(Extracted data entries)
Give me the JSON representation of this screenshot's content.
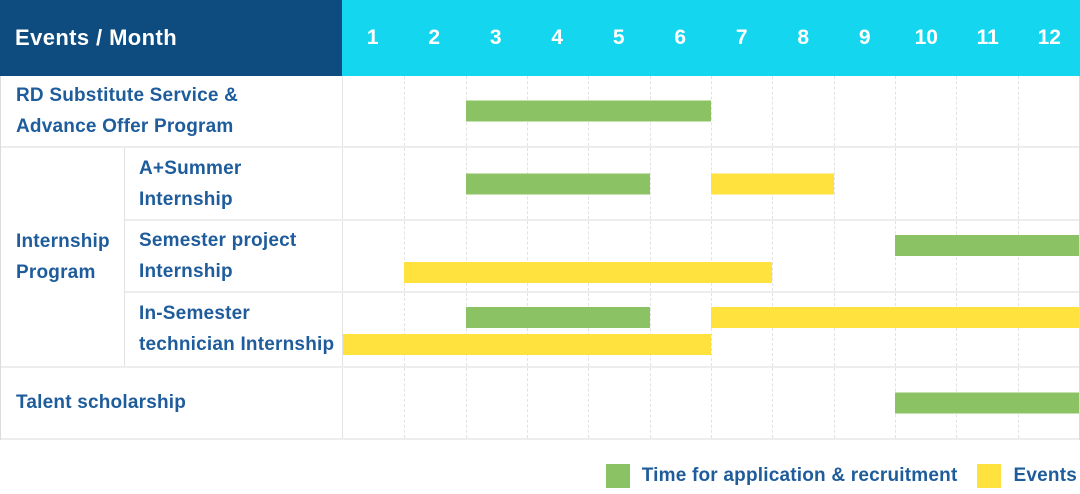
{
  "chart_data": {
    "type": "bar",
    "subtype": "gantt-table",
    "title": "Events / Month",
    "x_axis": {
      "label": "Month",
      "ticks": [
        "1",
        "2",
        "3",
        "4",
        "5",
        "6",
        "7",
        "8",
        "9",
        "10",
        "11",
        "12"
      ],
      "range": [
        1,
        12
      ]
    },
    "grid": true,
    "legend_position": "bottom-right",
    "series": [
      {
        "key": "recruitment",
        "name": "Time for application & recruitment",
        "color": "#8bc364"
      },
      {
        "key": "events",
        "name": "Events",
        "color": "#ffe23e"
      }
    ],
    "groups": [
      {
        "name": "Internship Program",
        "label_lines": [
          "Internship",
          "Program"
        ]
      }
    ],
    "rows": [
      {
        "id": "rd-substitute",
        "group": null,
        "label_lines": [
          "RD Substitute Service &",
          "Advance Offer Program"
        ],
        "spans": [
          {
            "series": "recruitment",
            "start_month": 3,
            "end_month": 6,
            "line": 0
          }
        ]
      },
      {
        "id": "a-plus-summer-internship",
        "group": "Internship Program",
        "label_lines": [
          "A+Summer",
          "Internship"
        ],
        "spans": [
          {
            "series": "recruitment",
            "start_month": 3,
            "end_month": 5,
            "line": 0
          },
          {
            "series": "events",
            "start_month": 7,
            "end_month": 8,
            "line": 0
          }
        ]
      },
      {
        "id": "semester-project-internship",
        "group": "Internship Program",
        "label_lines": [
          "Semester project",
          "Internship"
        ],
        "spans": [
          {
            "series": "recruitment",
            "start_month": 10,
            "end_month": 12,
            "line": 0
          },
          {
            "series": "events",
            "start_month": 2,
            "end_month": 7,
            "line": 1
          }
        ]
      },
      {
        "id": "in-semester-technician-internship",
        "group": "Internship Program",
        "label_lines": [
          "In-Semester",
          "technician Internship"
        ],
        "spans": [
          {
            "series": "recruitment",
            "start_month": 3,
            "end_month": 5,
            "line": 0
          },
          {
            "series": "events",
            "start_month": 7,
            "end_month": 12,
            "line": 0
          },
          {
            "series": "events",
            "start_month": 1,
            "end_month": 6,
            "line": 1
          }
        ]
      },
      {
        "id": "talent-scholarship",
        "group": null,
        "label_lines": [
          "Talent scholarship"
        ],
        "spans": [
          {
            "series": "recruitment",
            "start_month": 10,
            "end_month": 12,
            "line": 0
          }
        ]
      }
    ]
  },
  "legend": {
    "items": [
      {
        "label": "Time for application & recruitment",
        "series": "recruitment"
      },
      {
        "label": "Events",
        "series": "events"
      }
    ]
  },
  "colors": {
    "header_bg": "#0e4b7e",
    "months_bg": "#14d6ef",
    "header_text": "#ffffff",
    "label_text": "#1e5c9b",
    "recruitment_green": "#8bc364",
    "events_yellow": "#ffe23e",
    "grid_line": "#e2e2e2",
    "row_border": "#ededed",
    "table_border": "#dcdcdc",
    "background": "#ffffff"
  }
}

* * *

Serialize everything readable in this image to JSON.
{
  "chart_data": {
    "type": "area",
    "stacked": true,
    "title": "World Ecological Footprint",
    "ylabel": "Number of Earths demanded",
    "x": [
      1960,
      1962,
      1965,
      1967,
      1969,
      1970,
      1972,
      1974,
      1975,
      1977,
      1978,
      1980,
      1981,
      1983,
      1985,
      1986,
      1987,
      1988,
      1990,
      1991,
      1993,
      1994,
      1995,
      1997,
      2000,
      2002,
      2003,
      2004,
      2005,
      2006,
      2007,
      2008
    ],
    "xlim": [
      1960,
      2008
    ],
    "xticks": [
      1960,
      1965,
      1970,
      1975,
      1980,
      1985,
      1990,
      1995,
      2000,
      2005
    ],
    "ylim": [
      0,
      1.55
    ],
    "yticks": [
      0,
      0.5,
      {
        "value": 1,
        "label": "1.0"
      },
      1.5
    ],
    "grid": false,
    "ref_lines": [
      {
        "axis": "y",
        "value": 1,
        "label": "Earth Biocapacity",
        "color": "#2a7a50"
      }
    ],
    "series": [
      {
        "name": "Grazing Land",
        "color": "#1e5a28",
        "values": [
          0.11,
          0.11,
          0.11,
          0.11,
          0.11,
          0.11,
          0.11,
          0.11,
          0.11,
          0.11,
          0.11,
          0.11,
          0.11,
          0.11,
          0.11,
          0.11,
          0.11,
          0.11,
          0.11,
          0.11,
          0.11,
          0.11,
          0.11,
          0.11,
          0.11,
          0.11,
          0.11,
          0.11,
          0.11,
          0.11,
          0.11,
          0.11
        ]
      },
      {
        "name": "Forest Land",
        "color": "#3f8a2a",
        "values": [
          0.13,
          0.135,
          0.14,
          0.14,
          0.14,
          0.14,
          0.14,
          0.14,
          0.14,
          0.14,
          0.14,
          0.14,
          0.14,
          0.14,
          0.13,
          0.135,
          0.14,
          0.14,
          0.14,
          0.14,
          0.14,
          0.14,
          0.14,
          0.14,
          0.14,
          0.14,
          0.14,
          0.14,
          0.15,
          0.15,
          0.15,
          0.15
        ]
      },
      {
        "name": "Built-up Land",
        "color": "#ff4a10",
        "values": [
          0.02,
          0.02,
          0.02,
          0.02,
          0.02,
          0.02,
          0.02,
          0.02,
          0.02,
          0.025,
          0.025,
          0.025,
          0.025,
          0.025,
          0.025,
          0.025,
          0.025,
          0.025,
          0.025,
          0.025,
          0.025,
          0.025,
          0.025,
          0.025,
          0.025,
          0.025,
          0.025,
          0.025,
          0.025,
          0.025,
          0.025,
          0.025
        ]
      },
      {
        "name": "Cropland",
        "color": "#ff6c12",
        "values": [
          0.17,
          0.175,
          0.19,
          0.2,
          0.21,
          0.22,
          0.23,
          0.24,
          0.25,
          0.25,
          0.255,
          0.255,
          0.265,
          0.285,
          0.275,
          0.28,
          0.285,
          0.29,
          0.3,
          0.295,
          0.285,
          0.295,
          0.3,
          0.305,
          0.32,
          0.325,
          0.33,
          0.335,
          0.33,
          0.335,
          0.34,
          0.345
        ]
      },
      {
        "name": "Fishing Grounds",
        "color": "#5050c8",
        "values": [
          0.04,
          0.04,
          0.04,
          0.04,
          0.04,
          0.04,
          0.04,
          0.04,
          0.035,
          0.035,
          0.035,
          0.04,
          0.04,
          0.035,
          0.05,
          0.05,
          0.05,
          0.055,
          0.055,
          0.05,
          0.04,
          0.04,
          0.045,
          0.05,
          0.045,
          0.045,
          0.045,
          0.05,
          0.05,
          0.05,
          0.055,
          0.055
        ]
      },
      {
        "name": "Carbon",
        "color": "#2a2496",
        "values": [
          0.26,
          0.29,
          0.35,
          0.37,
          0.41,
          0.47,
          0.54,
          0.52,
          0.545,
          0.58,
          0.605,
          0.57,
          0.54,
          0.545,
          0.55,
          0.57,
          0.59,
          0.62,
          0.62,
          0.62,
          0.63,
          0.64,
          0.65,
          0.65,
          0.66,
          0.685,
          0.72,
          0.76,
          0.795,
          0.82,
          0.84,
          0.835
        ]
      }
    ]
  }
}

=== DIRECTIONS FOR THIS TASK ===
Copy each line of the listing that holds the word "name".

=== SOLUTION ===
        "name": "Time for application & recruitment",
        "name": "Events",
        "name": "Internship Program",
        "name": "Grazing Land",
        "name": "Forest Land",
        "name": "Built-up Land",
        "name": "Cropland",
        "name": "Fishing Grounds",
        "name": "Carbon",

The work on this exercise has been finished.